[EXERCISE TASK]:
Below are the records; pull every line that includes "fill".

§ §

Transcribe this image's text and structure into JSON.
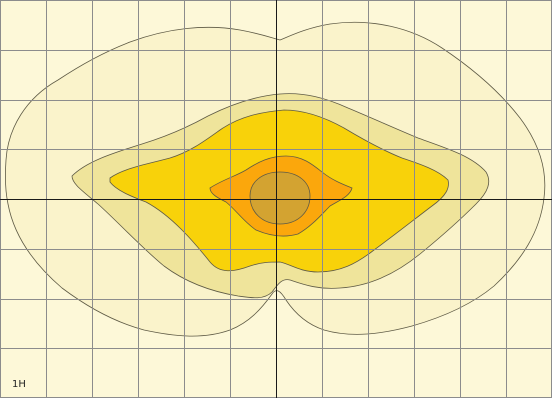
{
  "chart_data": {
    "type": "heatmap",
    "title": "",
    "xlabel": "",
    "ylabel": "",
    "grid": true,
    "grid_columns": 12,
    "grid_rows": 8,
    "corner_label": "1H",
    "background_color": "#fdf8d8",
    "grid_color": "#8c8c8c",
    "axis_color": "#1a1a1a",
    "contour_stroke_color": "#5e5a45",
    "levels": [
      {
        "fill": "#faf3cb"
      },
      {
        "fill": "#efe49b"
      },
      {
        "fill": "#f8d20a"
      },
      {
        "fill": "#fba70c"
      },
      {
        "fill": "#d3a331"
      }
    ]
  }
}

§ §

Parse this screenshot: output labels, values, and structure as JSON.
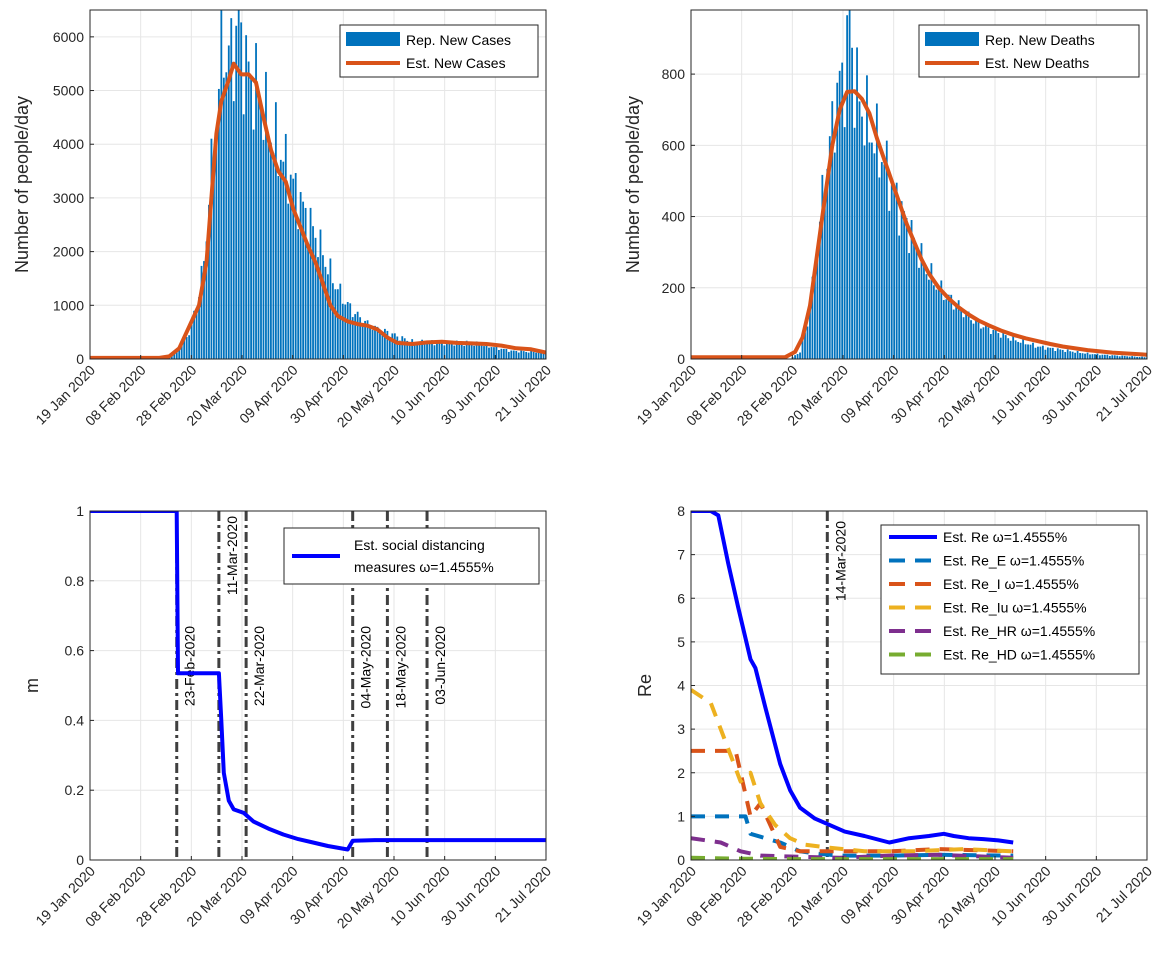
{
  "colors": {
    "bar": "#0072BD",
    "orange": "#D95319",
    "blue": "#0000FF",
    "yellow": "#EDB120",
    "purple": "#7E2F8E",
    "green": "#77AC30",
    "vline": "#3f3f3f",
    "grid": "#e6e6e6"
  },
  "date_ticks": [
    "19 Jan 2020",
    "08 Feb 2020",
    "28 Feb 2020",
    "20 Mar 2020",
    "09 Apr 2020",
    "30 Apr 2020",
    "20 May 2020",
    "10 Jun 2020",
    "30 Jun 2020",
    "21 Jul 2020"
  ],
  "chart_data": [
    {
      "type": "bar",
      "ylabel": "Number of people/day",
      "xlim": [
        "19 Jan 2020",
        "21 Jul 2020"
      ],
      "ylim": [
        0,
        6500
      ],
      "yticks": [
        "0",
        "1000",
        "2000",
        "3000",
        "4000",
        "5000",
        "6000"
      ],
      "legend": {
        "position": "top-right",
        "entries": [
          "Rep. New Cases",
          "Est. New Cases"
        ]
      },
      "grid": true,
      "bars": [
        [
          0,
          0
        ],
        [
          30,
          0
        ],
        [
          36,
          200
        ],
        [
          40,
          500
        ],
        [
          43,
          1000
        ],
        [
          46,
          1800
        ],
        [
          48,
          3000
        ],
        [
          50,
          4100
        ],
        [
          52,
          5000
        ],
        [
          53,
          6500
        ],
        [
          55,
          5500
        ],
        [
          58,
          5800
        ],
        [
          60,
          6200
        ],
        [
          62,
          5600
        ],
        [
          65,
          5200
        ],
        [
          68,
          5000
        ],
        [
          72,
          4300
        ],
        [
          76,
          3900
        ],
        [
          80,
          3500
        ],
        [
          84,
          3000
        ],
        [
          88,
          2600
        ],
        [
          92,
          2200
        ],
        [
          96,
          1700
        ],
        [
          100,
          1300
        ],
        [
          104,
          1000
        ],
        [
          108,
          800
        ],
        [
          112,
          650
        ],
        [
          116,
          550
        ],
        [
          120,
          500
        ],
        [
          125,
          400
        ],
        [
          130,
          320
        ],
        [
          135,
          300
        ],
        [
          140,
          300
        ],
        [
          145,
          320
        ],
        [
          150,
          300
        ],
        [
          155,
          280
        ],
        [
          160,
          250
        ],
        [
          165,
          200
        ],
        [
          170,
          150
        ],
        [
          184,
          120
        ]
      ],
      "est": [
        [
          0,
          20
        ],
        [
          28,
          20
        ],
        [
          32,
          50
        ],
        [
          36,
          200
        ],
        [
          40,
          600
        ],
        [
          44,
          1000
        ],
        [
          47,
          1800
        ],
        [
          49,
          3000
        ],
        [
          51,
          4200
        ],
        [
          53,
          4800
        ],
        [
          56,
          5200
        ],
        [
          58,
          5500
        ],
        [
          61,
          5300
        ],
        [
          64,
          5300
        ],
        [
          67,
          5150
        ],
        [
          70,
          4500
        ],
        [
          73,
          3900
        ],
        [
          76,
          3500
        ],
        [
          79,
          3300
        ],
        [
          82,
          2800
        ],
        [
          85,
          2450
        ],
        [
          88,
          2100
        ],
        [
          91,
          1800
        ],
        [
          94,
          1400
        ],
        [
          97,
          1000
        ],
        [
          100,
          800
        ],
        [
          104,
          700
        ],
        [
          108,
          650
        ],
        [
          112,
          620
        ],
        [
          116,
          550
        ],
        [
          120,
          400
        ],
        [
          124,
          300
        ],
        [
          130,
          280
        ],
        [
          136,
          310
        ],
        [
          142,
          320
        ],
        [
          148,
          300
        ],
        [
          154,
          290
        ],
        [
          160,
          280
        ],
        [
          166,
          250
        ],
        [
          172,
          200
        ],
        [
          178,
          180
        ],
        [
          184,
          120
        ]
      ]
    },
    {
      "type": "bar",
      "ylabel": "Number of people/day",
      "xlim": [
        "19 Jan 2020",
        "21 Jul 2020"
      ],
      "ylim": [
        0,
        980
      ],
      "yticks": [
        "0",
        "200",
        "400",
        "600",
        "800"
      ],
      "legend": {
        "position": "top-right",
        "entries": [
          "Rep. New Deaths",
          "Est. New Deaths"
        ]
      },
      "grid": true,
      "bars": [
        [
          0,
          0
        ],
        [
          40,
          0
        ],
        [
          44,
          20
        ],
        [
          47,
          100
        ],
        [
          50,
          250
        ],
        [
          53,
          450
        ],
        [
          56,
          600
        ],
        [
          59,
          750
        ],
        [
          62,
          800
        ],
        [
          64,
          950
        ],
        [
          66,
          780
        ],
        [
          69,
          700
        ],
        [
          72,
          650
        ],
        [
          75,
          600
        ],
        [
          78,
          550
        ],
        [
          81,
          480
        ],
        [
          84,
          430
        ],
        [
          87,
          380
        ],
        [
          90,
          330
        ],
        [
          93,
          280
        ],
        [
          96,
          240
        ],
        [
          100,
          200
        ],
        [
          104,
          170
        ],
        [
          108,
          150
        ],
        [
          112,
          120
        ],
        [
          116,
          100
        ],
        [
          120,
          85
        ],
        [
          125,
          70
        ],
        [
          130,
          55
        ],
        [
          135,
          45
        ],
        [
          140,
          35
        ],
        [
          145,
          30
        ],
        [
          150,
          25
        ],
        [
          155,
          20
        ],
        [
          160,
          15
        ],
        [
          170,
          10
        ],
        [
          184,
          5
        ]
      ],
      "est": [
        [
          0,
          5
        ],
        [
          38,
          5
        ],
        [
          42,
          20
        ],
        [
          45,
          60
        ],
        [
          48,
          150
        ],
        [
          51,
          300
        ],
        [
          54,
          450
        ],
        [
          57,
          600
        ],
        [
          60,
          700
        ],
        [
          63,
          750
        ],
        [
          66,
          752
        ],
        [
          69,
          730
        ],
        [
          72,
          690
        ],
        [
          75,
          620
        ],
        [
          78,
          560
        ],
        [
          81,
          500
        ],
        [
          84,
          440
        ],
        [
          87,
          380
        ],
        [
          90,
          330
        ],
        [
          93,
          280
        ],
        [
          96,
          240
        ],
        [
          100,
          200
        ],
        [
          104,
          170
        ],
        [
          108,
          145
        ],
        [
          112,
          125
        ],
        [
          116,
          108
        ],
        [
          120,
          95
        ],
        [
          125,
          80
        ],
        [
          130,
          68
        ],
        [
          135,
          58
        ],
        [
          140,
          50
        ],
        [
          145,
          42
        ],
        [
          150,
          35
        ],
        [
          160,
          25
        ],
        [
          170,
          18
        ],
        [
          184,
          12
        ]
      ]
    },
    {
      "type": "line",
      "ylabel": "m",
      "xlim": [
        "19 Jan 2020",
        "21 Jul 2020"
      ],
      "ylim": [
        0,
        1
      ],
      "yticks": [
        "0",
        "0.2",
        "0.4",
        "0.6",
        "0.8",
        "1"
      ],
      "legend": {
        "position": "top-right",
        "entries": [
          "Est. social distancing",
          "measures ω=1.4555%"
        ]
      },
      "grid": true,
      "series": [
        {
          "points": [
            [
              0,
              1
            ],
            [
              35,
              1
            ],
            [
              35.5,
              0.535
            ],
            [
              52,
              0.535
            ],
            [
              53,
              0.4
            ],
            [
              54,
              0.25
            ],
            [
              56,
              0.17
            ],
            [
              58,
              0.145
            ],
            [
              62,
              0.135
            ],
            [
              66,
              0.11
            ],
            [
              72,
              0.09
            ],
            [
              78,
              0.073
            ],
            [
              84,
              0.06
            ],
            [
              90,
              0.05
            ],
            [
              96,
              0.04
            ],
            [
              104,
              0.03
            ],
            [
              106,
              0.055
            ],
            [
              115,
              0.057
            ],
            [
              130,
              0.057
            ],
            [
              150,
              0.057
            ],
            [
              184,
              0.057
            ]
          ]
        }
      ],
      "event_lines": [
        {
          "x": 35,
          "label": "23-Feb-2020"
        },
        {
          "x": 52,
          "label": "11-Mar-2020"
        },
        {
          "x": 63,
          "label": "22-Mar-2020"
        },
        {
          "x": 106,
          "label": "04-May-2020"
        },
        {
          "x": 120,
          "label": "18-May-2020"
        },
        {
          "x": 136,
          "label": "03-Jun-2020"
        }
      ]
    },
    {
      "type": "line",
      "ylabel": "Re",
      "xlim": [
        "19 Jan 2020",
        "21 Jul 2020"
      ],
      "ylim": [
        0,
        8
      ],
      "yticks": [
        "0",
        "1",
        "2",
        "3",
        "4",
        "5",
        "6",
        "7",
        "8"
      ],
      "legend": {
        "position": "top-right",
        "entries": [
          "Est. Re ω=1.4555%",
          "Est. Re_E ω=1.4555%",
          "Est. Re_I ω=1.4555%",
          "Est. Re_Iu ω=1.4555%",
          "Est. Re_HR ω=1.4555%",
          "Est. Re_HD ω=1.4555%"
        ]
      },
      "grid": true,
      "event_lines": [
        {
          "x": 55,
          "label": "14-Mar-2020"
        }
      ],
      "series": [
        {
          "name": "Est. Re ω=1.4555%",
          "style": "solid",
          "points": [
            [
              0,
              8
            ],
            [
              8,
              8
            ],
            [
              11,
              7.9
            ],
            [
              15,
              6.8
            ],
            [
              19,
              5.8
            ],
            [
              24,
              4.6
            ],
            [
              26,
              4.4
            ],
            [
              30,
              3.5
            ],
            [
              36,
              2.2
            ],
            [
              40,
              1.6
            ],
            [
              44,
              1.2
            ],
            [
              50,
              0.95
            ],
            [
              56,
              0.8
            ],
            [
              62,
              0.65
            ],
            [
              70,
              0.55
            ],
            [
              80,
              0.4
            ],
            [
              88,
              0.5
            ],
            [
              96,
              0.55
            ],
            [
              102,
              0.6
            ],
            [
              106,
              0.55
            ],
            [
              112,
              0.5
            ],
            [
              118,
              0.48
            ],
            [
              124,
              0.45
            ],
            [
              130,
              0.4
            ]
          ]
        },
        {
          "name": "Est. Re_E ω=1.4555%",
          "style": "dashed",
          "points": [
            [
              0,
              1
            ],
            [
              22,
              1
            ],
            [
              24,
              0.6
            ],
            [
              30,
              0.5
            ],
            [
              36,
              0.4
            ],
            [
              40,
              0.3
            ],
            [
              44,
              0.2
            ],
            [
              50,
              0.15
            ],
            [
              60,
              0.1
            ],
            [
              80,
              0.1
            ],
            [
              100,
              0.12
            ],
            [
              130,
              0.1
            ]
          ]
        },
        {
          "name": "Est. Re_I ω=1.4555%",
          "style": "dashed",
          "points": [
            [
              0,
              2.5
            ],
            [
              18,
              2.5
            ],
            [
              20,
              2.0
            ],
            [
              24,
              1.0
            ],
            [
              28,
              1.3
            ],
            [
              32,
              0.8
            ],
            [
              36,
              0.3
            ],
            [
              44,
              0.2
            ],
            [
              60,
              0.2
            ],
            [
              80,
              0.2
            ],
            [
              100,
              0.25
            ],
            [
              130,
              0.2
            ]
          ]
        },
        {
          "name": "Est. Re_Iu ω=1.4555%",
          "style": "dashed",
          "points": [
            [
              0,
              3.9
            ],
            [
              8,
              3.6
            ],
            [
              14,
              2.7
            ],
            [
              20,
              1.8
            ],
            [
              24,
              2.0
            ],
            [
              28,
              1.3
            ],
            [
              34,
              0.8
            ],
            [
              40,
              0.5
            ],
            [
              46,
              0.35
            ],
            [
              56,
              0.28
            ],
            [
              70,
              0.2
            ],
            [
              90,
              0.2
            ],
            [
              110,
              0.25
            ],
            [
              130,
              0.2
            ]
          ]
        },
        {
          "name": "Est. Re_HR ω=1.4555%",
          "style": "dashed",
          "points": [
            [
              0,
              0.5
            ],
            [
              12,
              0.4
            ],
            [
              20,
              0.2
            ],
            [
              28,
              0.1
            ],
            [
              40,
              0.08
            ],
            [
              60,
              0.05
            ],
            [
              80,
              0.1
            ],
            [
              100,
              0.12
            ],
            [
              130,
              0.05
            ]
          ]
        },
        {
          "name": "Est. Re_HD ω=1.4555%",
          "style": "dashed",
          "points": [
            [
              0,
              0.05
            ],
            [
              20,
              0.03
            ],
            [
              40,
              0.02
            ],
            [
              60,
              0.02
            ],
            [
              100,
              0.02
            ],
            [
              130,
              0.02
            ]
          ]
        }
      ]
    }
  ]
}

§ §

[SOLUTION TO THIS EXERCISE]:
        "fill": "#faf3cb"
        "fill": "#efe49b"
        "fill": "#f8d20a"
        "fill": "#fba70c"
        "fill": "#d3a331"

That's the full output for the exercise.